**Stored items:**
:::::

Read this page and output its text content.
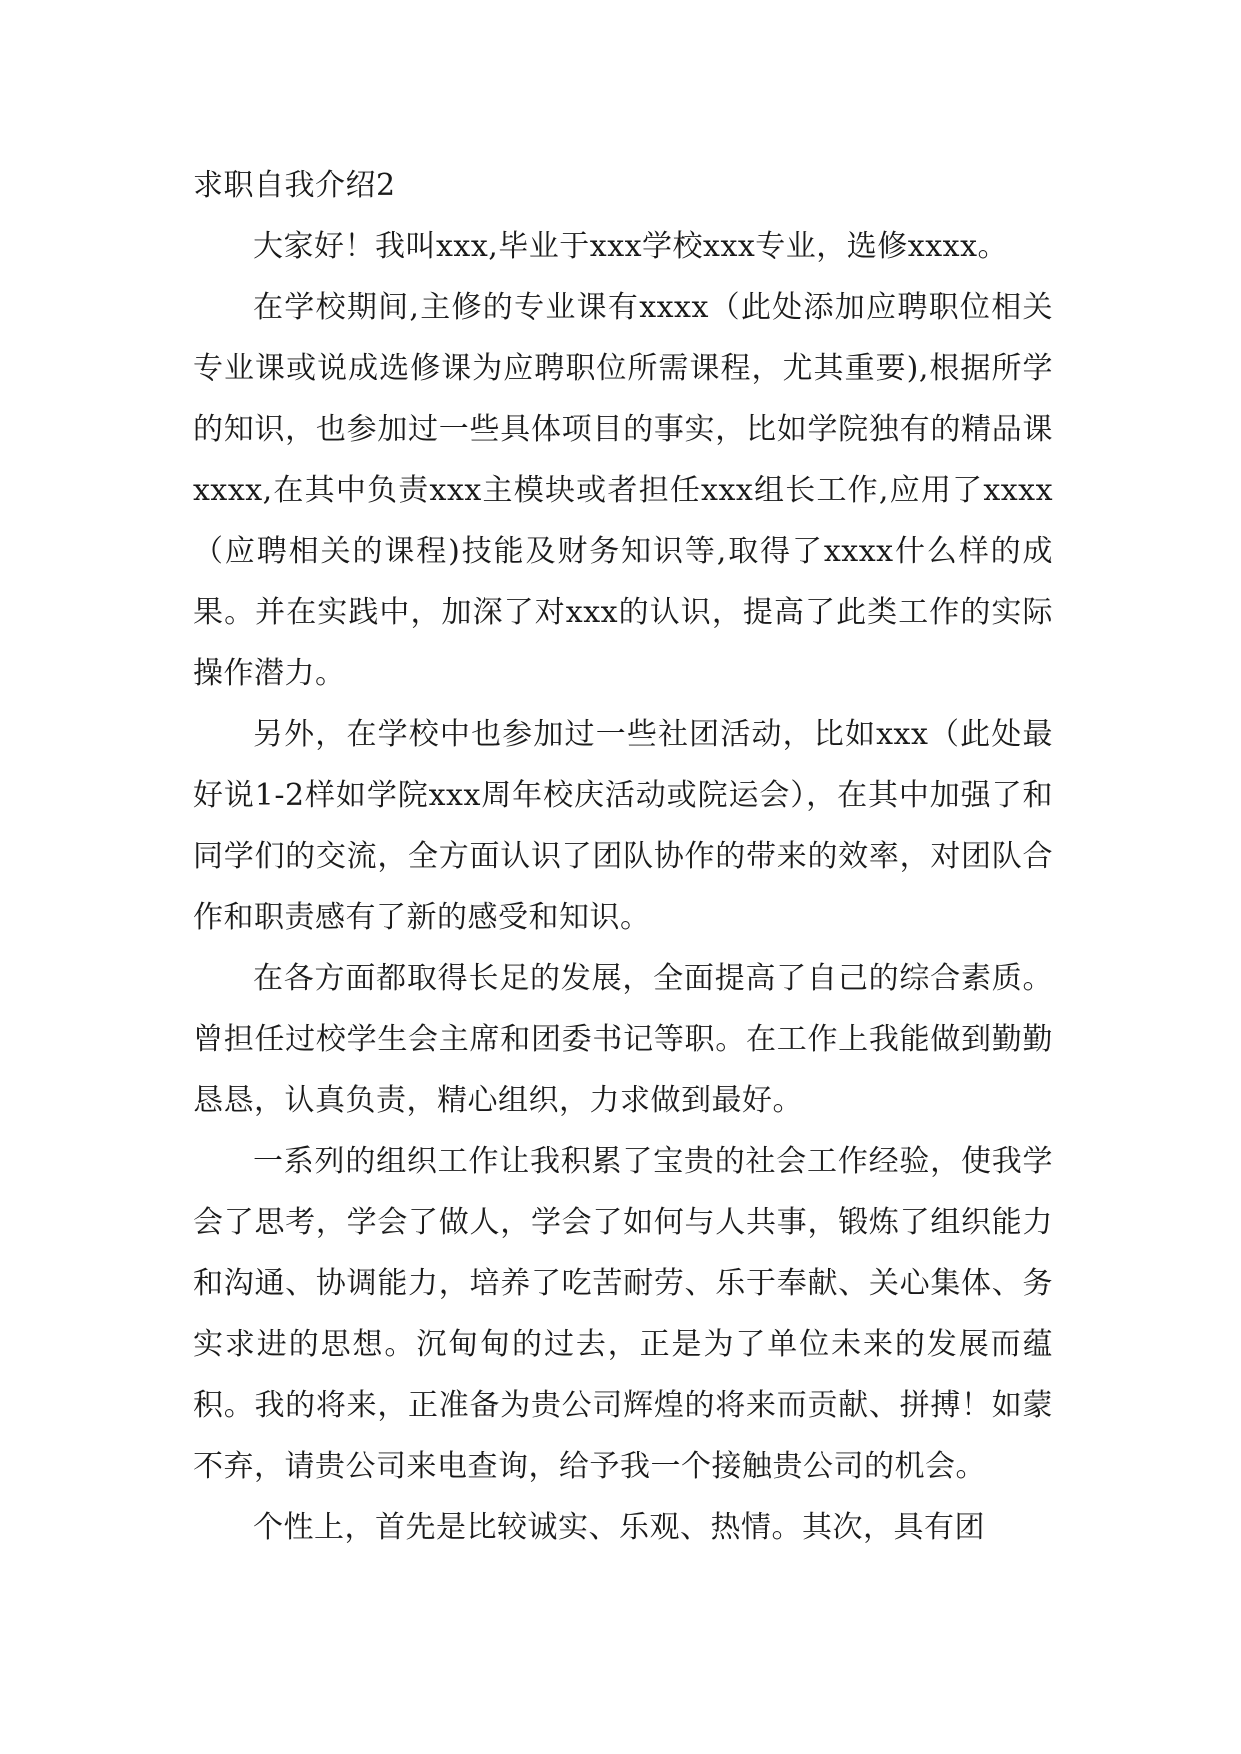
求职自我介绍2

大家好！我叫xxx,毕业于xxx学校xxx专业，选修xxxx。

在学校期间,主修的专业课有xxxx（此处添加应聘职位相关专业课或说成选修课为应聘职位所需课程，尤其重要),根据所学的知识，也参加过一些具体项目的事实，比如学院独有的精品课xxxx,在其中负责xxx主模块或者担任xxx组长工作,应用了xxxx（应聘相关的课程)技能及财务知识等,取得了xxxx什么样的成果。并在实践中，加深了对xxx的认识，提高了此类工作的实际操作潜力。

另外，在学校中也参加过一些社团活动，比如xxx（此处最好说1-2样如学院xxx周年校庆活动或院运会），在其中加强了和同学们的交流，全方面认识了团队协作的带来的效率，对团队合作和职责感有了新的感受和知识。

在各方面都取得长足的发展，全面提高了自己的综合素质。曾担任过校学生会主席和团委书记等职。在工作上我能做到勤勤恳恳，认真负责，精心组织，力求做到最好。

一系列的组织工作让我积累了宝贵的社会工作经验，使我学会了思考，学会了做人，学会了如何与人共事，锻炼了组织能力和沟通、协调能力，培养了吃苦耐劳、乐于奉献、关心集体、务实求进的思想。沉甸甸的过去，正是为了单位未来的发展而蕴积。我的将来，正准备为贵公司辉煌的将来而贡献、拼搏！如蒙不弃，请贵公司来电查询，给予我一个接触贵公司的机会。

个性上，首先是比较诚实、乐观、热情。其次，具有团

:::::

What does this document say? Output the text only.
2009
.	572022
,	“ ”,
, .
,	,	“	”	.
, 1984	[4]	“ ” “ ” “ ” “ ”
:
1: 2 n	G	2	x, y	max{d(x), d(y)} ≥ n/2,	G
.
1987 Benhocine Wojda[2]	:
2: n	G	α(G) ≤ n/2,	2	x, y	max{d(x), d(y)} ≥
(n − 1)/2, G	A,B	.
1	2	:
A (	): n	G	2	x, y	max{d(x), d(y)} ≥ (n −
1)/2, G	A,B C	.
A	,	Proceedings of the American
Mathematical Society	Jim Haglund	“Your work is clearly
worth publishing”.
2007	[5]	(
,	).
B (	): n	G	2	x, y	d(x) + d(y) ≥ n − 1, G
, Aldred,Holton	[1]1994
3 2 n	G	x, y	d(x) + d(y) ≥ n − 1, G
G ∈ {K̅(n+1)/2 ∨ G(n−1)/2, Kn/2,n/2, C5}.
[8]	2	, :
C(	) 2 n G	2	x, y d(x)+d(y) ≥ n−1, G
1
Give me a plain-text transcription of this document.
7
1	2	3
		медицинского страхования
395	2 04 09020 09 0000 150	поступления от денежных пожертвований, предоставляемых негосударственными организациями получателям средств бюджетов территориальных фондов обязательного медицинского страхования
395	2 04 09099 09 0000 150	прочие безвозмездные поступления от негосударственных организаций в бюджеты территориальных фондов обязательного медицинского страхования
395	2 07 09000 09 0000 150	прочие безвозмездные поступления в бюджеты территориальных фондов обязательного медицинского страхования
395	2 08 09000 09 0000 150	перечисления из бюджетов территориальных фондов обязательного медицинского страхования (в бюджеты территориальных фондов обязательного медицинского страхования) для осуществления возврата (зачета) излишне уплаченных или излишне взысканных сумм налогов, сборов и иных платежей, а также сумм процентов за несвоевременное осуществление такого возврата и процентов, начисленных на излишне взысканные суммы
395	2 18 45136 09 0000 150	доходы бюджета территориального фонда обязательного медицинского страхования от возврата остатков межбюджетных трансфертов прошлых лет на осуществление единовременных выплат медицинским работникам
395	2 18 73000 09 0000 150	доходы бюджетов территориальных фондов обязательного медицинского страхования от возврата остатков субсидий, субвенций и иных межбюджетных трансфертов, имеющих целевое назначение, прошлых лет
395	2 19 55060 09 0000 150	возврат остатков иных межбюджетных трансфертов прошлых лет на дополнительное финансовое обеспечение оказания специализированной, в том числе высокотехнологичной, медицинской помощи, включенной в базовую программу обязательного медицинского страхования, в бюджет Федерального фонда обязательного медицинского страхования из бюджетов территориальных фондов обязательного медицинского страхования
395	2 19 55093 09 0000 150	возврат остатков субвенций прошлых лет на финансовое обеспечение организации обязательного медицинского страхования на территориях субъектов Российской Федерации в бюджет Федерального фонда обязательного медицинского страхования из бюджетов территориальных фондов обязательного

:::::

**Stated goal:** Pull every line containing "трансфертов" from the data.

**The solution:**
395	2 18 45136 09 0000 150	доходы бюджета территориального фонда обязательного медицинского страхования от возврата остатков межбюджетных трансфертов прошлых лет на осуществление единовременных выплат медицинским работникам
395	2 18 73000 09 0000 150	доходы бюджетов территориальных фондов обязательного медицинского страхования от возврата остатков субсидий, субвенций и иных межбюджетных трансфертов, имеющих целевое назначение, прошлых лет
395	2 19 55060 09 0000 150	возврат остатков иных межбюджетных трансфертов прошлых лет на дополнительное финансовое обеспечение оказания специализированной, в том числе высокотехнологичной, медицинской помощи, включенной в базовую программу обязательного медицинского страхования, в бюджет Федерального фонда обязательного медицинского страхования из бюджетов территориальных фондов обязательного медицинского страхования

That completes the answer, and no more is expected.